_EXERCISE BRIEF_
From the listing below, pull out the lines that hold "Swati".

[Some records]
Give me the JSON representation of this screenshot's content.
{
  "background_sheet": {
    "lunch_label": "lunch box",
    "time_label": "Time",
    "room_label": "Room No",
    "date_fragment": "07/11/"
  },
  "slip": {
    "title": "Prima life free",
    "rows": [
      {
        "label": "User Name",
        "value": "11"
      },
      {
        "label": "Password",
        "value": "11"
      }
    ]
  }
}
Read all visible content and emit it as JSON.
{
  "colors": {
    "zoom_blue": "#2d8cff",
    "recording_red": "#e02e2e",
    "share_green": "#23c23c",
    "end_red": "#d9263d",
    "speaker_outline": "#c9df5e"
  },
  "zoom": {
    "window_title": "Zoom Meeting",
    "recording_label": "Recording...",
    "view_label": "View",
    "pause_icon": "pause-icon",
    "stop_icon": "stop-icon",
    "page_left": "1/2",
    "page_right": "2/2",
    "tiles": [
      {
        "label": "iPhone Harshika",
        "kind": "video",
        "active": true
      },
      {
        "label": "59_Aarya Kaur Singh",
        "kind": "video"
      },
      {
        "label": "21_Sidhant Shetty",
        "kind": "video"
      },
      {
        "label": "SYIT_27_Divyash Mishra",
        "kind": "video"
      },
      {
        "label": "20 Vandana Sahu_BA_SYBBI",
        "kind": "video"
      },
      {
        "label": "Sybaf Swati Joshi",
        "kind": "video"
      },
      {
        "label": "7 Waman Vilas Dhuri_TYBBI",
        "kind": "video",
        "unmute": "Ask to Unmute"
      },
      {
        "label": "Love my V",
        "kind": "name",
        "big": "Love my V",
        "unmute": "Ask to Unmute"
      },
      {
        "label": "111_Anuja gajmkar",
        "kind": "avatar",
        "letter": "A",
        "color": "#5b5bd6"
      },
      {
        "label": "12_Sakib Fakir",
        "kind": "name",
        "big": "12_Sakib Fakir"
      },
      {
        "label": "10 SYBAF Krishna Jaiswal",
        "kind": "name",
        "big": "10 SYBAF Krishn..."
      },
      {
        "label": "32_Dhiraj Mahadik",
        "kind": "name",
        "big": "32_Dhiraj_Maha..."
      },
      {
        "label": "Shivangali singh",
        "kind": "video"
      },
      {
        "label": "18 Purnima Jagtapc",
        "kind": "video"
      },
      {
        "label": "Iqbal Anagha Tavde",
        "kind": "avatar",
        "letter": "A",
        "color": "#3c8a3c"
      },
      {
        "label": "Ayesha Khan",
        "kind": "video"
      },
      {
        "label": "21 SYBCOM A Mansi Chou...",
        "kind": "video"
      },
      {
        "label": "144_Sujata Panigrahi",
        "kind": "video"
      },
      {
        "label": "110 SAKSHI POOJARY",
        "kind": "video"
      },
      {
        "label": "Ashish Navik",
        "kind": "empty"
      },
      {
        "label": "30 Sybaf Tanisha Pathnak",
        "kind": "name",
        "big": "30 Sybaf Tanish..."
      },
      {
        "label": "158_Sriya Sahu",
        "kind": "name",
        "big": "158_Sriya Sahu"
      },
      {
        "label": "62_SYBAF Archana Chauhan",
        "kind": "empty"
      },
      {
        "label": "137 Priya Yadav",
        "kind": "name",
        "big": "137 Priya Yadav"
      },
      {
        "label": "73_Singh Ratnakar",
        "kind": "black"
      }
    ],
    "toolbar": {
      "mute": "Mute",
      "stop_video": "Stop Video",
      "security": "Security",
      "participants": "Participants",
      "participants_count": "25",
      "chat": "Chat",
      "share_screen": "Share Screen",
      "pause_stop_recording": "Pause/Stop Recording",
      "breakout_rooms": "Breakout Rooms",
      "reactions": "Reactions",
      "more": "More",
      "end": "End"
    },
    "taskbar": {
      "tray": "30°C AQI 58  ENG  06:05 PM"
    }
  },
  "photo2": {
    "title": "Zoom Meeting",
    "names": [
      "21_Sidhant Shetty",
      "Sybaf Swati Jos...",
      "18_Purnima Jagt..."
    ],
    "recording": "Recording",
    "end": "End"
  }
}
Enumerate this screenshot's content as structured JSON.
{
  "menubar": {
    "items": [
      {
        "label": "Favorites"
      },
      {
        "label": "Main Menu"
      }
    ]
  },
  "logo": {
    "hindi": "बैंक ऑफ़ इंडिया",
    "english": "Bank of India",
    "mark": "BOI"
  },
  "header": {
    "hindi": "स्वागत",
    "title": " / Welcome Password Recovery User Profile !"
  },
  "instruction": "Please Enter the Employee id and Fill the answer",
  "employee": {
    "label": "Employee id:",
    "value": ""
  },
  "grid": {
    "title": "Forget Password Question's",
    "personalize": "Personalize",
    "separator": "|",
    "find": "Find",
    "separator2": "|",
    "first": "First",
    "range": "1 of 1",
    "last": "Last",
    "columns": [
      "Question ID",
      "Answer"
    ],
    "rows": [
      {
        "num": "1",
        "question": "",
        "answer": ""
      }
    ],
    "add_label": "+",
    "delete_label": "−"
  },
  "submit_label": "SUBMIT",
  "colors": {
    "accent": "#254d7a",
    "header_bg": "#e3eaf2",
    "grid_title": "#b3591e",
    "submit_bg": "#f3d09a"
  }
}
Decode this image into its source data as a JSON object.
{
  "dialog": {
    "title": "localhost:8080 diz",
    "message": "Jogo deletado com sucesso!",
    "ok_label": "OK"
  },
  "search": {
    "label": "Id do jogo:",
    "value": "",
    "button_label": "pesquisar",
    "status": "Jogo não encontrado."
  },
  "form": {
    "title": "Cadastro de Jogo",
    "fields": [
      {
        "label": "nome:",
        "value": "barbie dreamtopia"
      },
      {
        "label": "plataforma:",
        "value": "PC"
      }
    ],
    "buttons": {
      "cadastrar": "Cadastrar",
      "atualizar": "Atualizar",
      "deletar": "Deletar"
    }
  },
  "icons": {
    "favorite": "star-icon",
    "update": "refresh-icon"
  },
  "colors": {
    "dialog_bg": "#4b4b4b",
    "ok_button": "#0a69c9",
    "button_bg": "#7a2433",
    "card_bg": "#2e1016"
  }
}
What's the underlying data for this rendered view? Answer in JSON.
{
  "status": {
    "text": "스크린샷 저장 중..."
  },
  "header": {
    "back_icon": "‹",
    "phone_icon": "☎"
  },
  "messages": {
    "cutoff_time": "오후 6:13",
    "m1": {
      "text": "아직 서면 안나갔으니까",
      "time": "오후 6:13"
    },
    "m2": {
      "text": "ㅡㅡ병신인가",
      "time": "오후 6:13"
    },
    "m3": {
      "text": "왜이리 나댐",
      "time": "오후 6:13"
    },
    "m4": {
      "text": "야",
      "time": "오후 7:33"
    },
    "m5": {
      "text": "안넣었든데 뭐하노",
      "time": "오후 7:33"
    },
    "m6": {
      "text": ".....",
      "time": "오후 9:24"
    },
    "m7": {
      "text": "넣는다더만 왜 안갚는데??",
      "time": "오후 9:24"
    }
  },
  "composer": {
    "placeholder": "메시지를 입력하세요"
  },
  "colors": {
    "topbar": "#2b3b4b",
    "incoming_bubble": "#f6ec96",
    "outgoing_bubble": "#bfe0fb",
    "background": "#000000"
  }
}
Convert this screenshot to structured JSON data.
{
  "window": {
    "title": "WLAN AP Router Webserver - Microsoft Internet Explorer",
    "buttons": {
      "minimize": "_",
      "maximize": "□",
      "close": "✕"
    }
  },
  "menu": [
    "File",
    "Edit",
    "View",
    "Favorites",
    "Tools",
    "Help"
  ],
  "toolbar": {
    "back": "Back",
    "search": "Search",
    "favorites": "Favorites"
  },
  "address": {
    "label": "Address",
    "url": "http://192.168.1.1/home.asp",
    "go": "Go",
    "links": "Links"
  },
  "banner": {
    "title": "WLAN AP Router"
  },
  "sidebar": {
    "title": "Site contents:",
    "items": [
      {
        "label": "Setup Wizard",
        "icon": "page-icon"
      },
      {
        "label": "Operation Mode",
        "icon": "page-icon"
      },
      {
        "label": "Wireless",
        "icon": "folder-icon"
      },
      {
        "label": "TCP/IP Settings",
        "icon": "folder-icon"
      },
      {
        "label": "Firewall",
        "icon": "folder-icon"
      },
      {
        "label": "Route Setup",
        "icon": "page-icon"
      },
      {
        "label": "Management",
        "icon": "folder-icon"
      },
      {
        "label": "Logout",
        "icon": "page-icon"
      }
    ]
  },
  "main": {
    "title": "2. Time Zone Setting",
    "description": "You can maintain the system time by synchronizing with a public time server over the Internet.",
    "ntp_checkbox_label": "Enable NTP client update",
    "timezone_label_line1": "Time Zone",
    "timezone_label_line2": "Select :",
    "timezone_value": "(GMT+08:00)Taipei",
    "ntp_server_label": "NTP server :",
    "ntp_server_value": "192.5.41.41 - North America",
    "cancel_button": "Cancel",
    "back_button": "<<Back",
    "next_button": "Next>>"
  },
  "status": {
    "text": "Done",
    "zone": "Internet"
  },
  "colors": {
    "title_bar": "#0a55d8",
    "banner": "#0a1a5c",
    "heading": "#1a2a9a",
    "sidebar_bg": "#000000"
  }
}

_PROBLEM SOLUTION_
        "label": "Sybaf Swati Joshi",
      "Sybaf Swati Jos...",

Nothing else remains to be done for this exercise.